== PROVIDED INFORMATION ==

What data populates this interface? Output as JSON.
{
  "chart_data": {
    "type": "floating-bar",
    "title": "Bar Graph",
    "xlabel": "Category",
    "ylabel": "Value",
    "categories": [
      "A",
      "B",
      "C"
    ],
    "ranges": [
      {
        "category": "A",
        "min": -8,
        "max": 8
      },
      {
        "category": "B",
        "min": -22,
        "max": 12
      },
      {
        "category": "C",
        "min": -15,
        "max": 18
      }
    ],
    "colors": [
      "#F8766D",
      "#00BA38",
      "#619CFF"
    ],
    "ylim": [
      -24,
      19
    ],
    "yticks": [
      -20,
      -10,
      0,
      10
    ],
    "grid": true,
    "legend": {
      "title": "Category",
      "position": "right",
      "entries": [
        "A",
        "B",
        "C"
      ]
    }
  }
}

===

WHAT YOU ARE ASKED TO DO » Print the entries exactly. Include every one.

CORRECT OUTPUT »
What data populates this interface? Output as JSON.
{
  "chart_data": {
    "type": "floating-bar",
    "title": "Bar Graph",
    "xlabel": "Category",
    "ylabel": "Value",
    "categories": [
      "A",
      "B",
      "C"
    ],
    "ranges": [
      {
        "category": "A",
        "min": -8,
        "max": 8
      },
      {
        "category": "B",
        "min": -22,
        "max": 12
      },
      {
        "category": "C",
        "min": -15,
        "max": 18
      }
    ],
    "colors": [
      "#F8766D",
      "#00BA38",
      "#619CFF"
    ],
    "ylim": [
      -24,
      19
    ],
    "yticks": [
      -20,
      -10,
      0,
      10
    ],
    "grid": true,
    "legend": {
      "title": "Category",
      "position": "right",
      "entries": [
        "A",
        "B",
        "C"
      ]
    }
  }
}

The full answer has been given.